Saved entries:
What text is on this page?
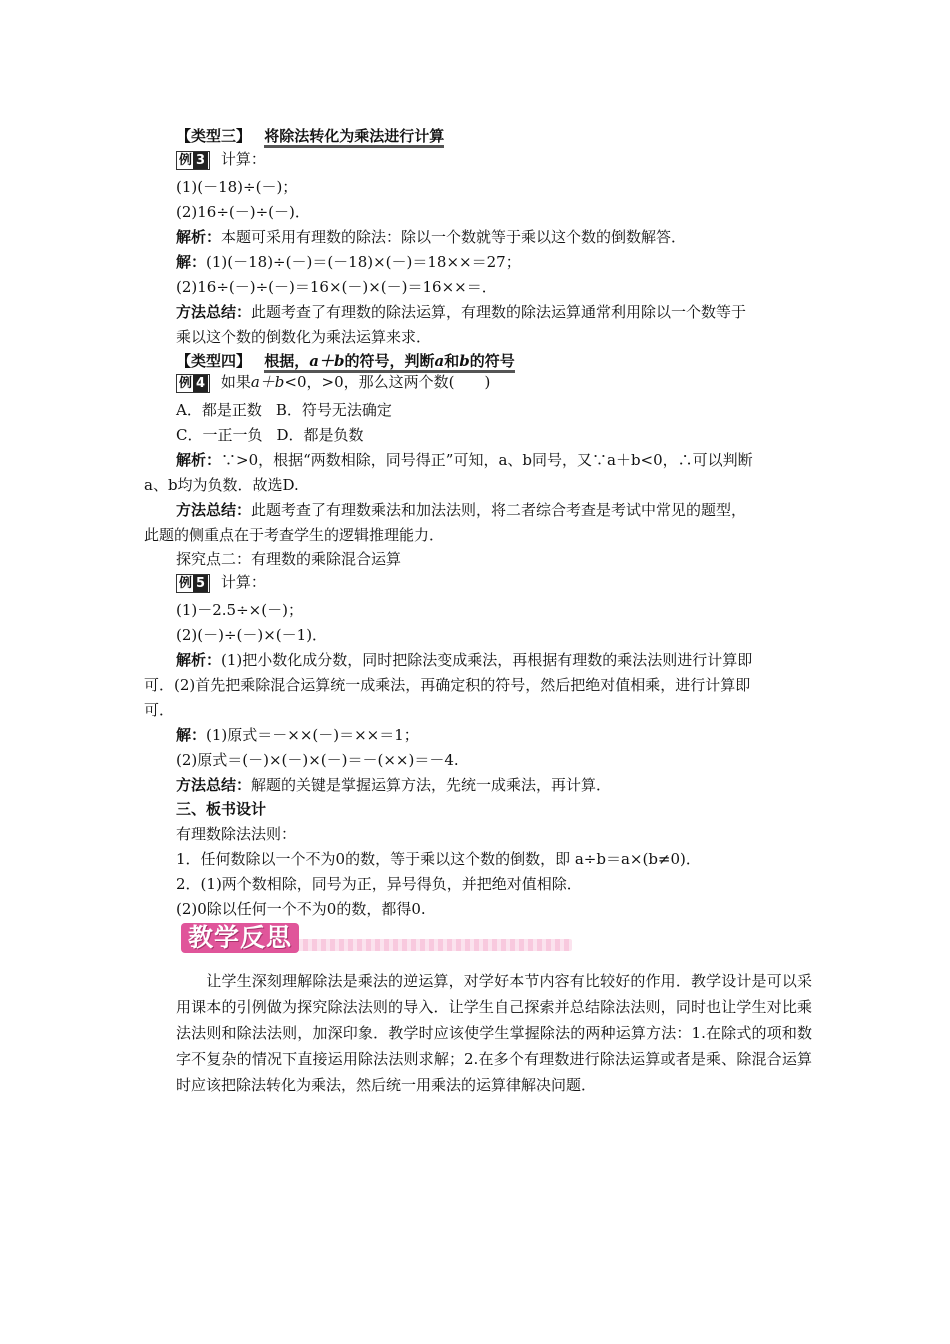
【类型三】 将除法转化为乘法进行计算
例 3 计算：
(1)(－18)÷(－)；
(2)16÷(－)÷(－)．
解析：本题可采用有理数的除法：除以一个数就等于乘以这个数的倒数解答．
解：(1)(－18)÷(－)＝(－18)×(－)＝18××＝27；
(2)16÷(－)÷(－)＝16×(－)×(－)＝16××＝．
方法总结：此题考查了有理数的除法运算，有理数的除法运算通常利用除以一个数等于
乘以这个数的倒数化为乘法运算来求．
【类型四】 根据，a＋b的符号，判断a和b的符号
例 4 如果a＋b<0，>0，那么这两个数(　　)
A．都是正数 B．符号无法确定
C．一正一负 D．都是负数
解析：∵>0，根据“两数相除，同号得正”可知，a、b同号，又∵a＋b<0，∴可以判断
a、b均为负数．故选D.
方法总结：此题考查了有理数乘法和加法法则，将二者综合考查是考试中常见的题型，
此题的侧重点在于考查学生的逻辑推理能力．
探究点二：有理数的乘除混合运算
例 5 计算：
(1)－2.5÷×(－)；
(2)(－)÷(－)×(－1)．
解析：(1)把小数化成分数，同时把除法变成乘法，再根据有理数的乘法法则进行计算即
可．(2)首先把乘除混合运算统一成乘法，再确定积的符号，然后把绝对值相乘，进行计算即
可．
解：(1)原式＝－××(－)＝××＝1；
(2)原式＝(－)×(－)×(－)＝－(××)＝－4.
方法总结：解题的关键是掌握运算方法，先统一成乘法，再计算．
三、板书设计
有理数除法法则：
1．任何数除以一个不为0的数，等于乘以这个数的倒数，即 a÷b＝a×(b≠0)．
2．(1)两个数相除，同号为正，异号得负，并把绝对值相除．
(2)0除以任何一个不为0的数，都得0.
教学反思
　　让学生深刻理解除法是乘法的逆运算，对学好本节内容有比较好的作用．教学设计是可以采用课本的引例做为探究除法法则的导入．让学生自己探索并总结除法法则，同时也让学生对比乘法法则和除法法则，加深印象．教学时应该使学生掌握除法的两种运算方法：1.在除式的项和数字不复杂的情况下直接运用除法法则求解；2.在多个有理数进行除法运算或者是乘、除混合运算时应该把除法转化为乘法，然后统一用乘法的运算律解决问题．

▶ **WHAT NEEDS TO BE DONE**
Pictures in the records above are not copied; print everything else exactly.

▶ **THE RESULT**
What text is on this page?
【类型三】 将除法转化为乘法进行计算
例 3 计算：
(1)(－18)÷(－)；
(2)16÷(－)÷(－)．
解析：本题可采用有理数的除法：除以一个数就等于乘以这个数的倒数解答．
解：(1)(－18)÷(－)＝(－18)×(－)＝18××＝27；
(2)16÷(－)÷(－)＝16×(－)×(－)＝16××＝．
方法总结：此题考查了有理数的除法运算，有理数的除法运算通常利用除以一个数等于
乘以这个数的倒数化为乘法运算来求．
【类型四】 根据，a＋b的符号，判断a和b的符号
例 4 如果a＋b<0，>0，那么这两个数(　　)
A．都是正数 B．符号无法确定
C．一正一负 D．都是负数
解析：∵>0，根据“两数相除，同号得正”可知，a、b同号，又∵a＋b<0，∴可以判断
a、b均为负数．故选D.
方法总结：此题考查了有理数乘法和加法法则，将二者综合考查是考试中常见的题型，
此题的侧重点在于考查学生的逻辑推理能力．
探究点二：有理数的乘除混合运算
例 5 计算：
(1)－2.5÷×(－)；
(2)(－)÷(－)×(－1)．
解析：(1)把小数化成分数，同时把除法变成乘法，再根据有理数的乘法法则进行计算即
可．(2)首先把乘除混合运算统一成乘法，再确定积的符号，然后把绝对值相乘，进行计算即
可．
解：(1)原式＝－××(－)＝××＝1；
(2)原式＝(－)×(－)×(－)＝－(××)＝－4.
方法总结：解题的关键是掌握运算方法，先统一成乘法，再计算．
三、板书设计
有理数除法法则：
1．任何数除以一个不为0的数，等于乘以这个数的倒数，即 a÷b＝a×(b≠0)．
2．(1)两个数相除，同号为正，异号得负，并把绝对值相除．
(2)0除以任何一个不为0的数，都得0.
教学反思
　　让学生深刻理解除法是乘法的逆运算，对学好本节内容有比较好的作用．教学设计是可以采用课本的引例做为探究除法法则的导入．让学生自己探索并总结除法法则，同时也让学生对比乘法法则和除法法则，加深印象．教学时应该使学生掌握除法的两种运算方法：1.在除式的项和数字不复杂的情况下直接运用除法法则求解；2.在多个有理数进行除法运算或者是乘、除混合运算时应该把除法转化为乘法，然后统一用乘法的运算律解决问题．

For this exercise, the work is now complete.